Provided data: Begin

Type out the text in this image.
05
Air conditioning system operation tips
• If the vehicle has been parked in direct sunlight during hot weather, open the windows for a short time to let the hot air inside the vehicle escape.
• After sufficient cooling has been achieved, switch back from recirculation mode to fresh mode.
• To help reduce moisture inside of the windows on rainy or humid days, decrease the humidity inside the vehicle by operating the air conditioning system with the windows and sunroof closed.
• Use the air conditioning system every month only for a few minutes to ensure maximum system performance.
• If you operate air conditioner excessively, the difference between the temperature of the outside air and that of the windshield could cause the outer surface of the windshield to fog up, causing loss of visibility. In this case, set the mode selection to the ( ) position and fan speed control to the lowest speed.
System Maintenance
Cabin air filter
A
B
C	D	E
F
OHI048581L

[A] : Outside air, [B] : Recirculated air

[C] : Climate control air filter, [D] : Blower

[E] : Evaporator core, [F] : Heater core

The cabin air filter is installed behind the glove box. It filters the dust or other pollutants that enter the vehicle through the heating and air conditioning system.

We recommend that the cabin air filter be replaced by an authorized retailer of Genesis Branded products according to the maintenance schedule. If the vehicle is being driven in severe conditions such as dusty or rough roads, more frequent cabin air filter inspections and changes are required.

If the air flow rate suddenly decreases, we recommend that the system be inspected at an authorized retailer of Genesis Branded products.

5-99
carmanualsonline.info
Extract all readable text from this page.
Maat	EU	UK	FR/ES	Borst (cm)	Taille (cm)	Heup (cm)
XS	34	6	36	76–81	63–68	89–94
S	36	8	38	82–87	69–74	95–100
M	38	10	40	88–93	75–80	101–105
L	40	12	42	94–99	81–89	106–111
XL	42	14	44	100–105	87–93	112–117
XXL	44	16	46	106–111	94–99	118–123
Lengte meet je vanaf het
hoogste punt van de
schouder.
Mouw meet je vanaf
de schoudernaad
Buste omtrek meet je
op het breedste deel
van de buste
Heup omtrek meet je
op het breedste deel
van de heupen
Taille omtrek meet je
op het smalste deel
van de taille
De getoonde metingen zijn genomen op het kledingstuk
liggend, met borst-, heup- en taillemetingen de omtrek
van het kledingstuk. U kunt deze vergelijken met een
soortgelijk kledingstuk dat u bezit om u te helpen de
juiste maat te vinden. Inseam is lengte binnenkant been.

Provided data: End

_Your objective:_
Above are the records; retype them all without a single difference.

_Your response:_
Type out the text in this image.
05
Air conditioning system operation tips
• If the vehicle has been parked in direct sunlight during hot weather, open the windows for a short time to let the hot air inside the vehicle escape.
• After sufficient cooling has been achieved, switch back from recirculation mode to fresh mode.
• To help reduce moisture inside of the windows on rainy or humid days, decrease the humidity inside the vehicle by operating the air conditioning system with the windows and sunroof closed.
• Use the air conditioning system every month only for a few minutes to ensure maximum system performance.
• If you operate air conditioner excessively, the difference between the temperature of the outside air and that of the windshield could cause the outer surface of the windshield to fog up, causing loss of visibility. In this case, set the mode selection to the ( ) position and fan speed control to the lowest speed.
System Maintenance
Cabin air filter
A
B
C	D	E
F
OHI048581L

[A] : Outside air, [B] : Recirculated air

[C] : Climate control air filter, [D] : Blower

[E] : Evaporator core, [F] : Heater core

The cabin air filter is installed behind the glove box. It filters the dust or other pollutants that enter the vehicle through the heating and air conditioning system.

We recommend that the cabin air filter be replaced by an authorized retailer of Genesis Branded products according to the maintenance schedule. If the vehicle is being driven in severe conditions such as dusty or rough roads, more frequent cabin air filter inspections and changes are required.

If the air flow rate suddenly decreases, we recommend that the system be inspected at an authorized retailer of Genesis Branded products.

5-99
carmanualsonline.info
Extract all readable text from this page.
Maat	EU	UK	FR/ES	Borst (cm)	Taille (cm)	Heup (cm)
XS	34	6	36	76–81	63–68	89–94
S	36	8	38	82–87	69–74	95–100
M	38	10	40	88–93	75–80	101–105
L	40	12	42	94–99	81–89	106–111
XL	42	14	44	100–105	87–93	112–117
XXL	44	16	46	106–111	94–99	118–123
Lengte meet je vanaf het
hoogste punt van de
schouder.
Mouw meet je vanaf
de schoudernaad
Buste omtrek meet je
op het breedste deel
van de buste
Heup omtrek meet je
op het breedste deel
van de heupen
Taille omtrek meet je
op het smalste deel
van de taille
De getoonde metingen zijn genomen op het kledingstuk
liggend, met borst-, heup- en taillemetingen de omtrek
van het kledingstuk. U kunt deze vergelijken met een
soortgelijk kledingstuk dat u bezit om u te helpen de
juiste maat te vinden. Inseam is lengte binnenkant been.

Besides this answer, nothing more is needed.